(DATA ENTRIES)
- - -
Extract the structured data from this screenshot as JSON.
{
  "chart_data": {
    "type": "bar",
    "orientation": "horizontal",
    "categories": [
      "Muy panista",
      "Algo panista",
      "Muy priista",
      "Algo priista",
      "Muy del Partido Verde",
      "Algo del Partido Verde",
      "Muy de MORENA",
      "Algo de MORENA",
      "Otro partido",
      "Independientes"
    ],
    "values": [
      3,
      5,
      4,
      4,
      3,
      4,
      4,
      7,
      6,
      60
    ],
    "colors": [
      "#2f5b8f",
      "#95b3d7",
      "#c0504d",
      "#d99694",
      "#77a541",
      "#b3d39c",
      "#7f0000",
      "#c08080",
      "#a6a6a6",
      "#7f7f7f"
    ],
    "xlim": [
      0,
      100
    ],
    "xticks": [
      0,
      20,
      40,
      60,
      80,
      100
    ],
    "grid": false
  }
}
- - -
Give the listing again, word for word.

Extract the structured data from this screenshot as JSON.
{
  "chart_data": {
    "type": "bar",
    "orientation": "horizontal",
    "categories": [
      "Muy panista",
      "Algo panista",
      "Muy priista",
      "Algo priista",
      "Muy del Partido Verde",
      "Algo del Partido Verde",
      "Muy de MORENA",
      "Algo de MORENA",
      "Otro partido",
      "Independientes"
    ],
    "values": [
      3,
      5,
      4,
      4,
      3,
      4,
      4,
      7,
      6,
      60
    ],
    "colors": [
      "#2f5b8f",
      "#95b3d7",
      "#c0504d",
      "#d99694",
      "#77a541",
      "#b3d39c",
      "#7f0000",
      "#c08080",
      "#a6a6a6",
      "#7f7f7f"
    ],
    "xlim": [
      0,
      100
    ],
    "xticks": [
      0,
      20,
      40,
      60,
      80,
      100
    ],
    "grid": false
  }
}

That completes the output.